### WHAT THE TASK REQUIRES
Count how many lines contain "time" and reply with that number only.

### SUPPLIED DATA
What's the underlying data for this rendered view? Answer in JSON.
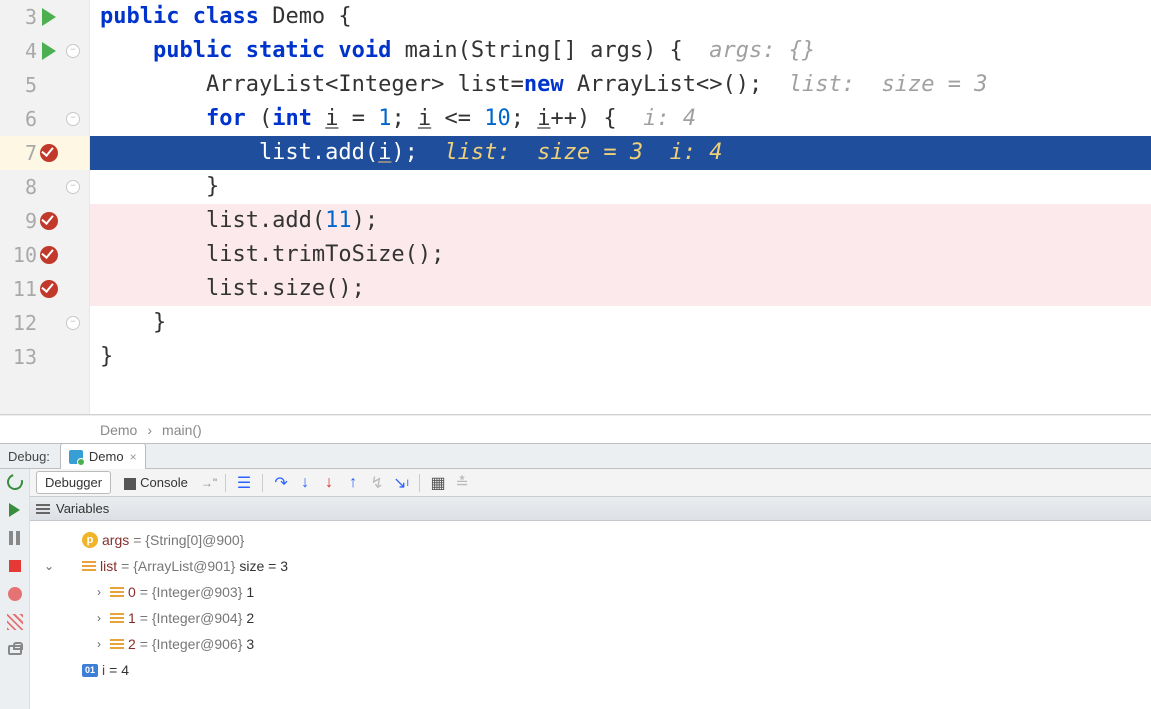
{
  "editor": {
    "lines": [
      {
        "n": "3"
      },
      {
        "n": "4"
      },
      {
        "n": "5"
      },
      {
        "n": "6"
      },
      {
        "n": "7"
      },
      {
        "n": "8"
      },
      {
        "n": "9"
      },
      {
        "n": "10"
      },
      {
        "n": "11"
      },
      {
        "n": "12"
      },
      {
        "n": "13"
      }
    ],
    "code": {
      "l3_kw": "public class",
      "l3_rest": " Demo {",
      "l4_kw": "public static void",
      "l4_rest": " main(String[] args) {  ",
      "l4_inline": "args: {}",
      "l5_a": "        ArrayList<Integer> list=",
      "l5_kw": "new",
      "l5_b": " ArrayList<>();  ",
      "l5_inline": "list:  size = 3",
      "l6_kw1": "for",
      "l6_a": " (",
      "l6_kw2": "int",
      "l6_b": " ",
      "l6_i": "i",
      "l6_c": " = ",
      "l6_n1": "1",
      "l6_d": "; ",
      "l6_i2": "i",
      "l6_e": " <= ",
      "l6_n2": "10",
      "l6_f": "; ",
      "l6_i3": "i",
      "l6_g": "++) {  ",
      "l6_inline": "i: 4",
      "l7_a": "            list.add(",
      "l7_i": "i",
      "l7_b": ");  ",
      "l7_inline1": "list:  size = 3",
      "l7_inline2": "  i: 4",
      "l8": "        }",
      "l9_a": "        list.add(",
      "l9_n": "11",
      "l9_b": ");",
      "l10": "        list.trimToSize();",
      "l11": "        list.size();",
      "l12": "    }",
      "l13": "}"
    }
  },
  "crumb": {
    "a": "Demo",
    "sep": "›",
    "b": "main()"
  },
  "debug": {
    "title": "Debug:",
    "tab": "Demo",
    "debugger_tab": "Debugger",
    "console_tab": "Console",
    "settings_glyph": "→\"",
    "vars_header": "Variables",
    "vars": {
      "args": {
        "name": "args",
        "val": " = {String[0]@900} "
      },
      "list": {
        "name": "list",
        "val": " = {ArrayList@901} ",
        "trail": "size = 3"
      },
      "e0": {
        "name": "0",
        "val": " = {Integer@903} ",
        "trail": "1"
      },
      "e1": {
        "name": "1",
        "val": " = {Integer@904} ",
        "trail": "2"
      },
      "e2": {
        "name": "2",
        "val": " = {Integer@906} ",
        "trail": "3"
      },
      "i": {
        "name": "i",
        "trail": " = 4"
      }
    }
  }
}
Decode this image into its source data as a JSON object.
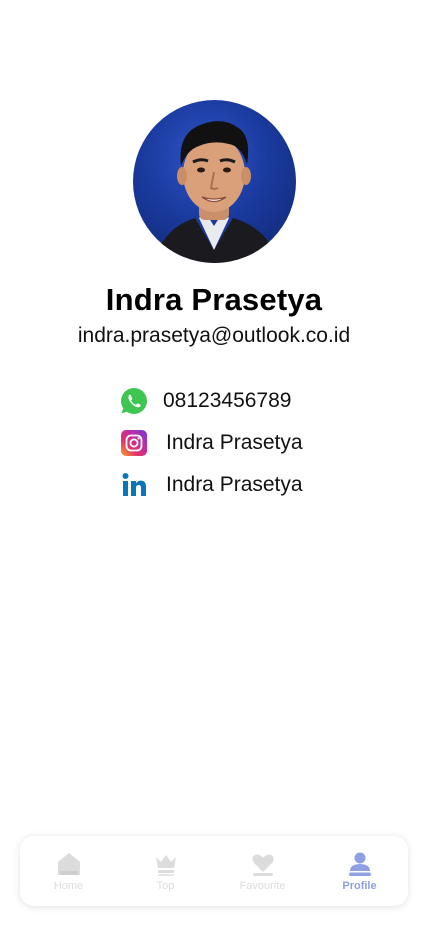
{
  "profile": {
    "name": "Indra Prasetya",
    "email": "indra.prasetya@outlook.co.id"
  },
  "contacts": {
    "whatsapp": {
      "icon": "whatsapp-icon",
      "text": "08123456789",
      "color": "#3fc551"
    },
    "instagram": {
      "icon": "instagram-icon",
      "text": "Indra Prasetya",
      "color": "#c2339b"
    },
    "linkedin": {
      "icon": "linkedin-icon",
      "text": "Indra Prasetya",
      "color": "#0a77b5"
    }
  },
  "nav": {
    "items": [
      {
        "label": "Home",
        "icon": "home-icon",
        "active": false
      },
      {
        "label": "Top",
        "icon": "crown-icon",
        "active": false
      },
      {
        "label": "Favourite",
        "icon": "heart-icon",
        "active": false
      },
      {
        "label": "Profile",
        "icon": "user-icon",
        "active": true
      }
    ],
    "active_color": "#8fa1e0",
    "inactive_color": "#dcdcdc"
  }
}
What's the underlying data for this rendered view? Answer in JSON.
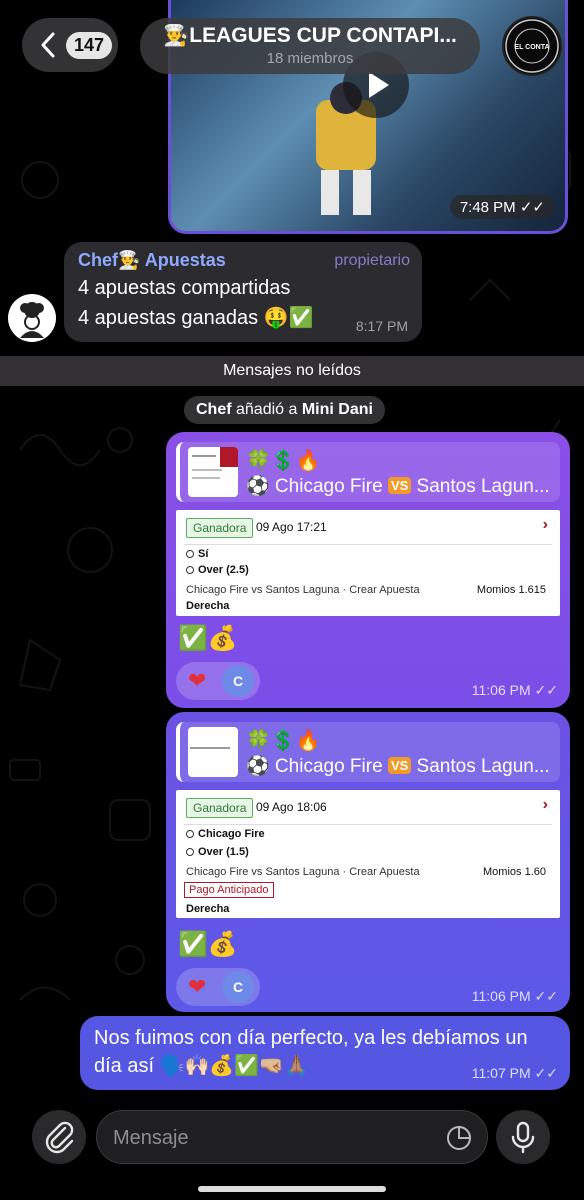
{
  "header": {
    "back_count": "147",
    "title": "👨‍🍳LEAGUES CUP CONTAPI...",
    "subtitle": "18 miembros",
    "avatar_text": "EL CONTA"
  },
  "video": {
    "time": "7:48 PM"
  },
  "incoming": {
    "sender": "Chef👨‍🍳 Apuestas",
    "role": "propietario",
    "line1": "4 apuestas compartidas",
    "line2": "4 apuestas ganadas 🤑✅",
    "time": "8:17 PM"
  },
  "unread_label": "Mensajes no leídos",
  "service": {
    "actor": "Chef",
    "action": " añadió a ",
    "target": "Mini Dani"
  },
  "bet1": {
    "preview_emoji": "🍀💲🔥",
    "preview_title_a": "⚽️ Chicago Fire ",
    "vs": "VS",
    "preview_title_b": " Santos Lagun...",
    "badge": "Ganadora",
    "date": "09 Ago 17:21",
    "pick1": "Sí",
    "pick2": "Over (2.5)",
    "match": "Chicago Fire vs Santos Laguna · Crear Apuesta",
    "momios": "Momios 1.615",
    "derecha": "Derecha",
    "emoji": "✅💰",
    "reaction_avatar": "C",
    "time": "11:06 PM"
  },
  "bet2": {
    "preview_emoji": "🍀💲🔥",
    "preview_title_a": "⚽️ Chicago Fire ",
    "vs": "VS",
    "preview_title_b": " Santos Lagun...",
    "badge": "Ganadora",
    "date": "09 Ago 18:06",
    "pick1": "Chicago Fire",
    "pick2": "Over (1.5)",
    "match": "Chicago Fire vs Santos Laguna · Crear Apuesta",
    "momios": "Momios 1.60",
    "tag": "Pago Anticipado",
    "derecha": "Derecha",
    "emoji": "✅💰",
    "reaction_avatar": "C",
    "time": "11:06 PM"
  },
  "last_message": {
    "text": "Nos fuimos con día perfecto, ya les debíamos un día así 🗣️🙌🏻💰✅🤜🏼🙏🏽",
    "time": "11:07 PM"
  },
  "composer": {
    "placeholder": "Mensaje"
  }
}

### WRITTEN RESPONSE
5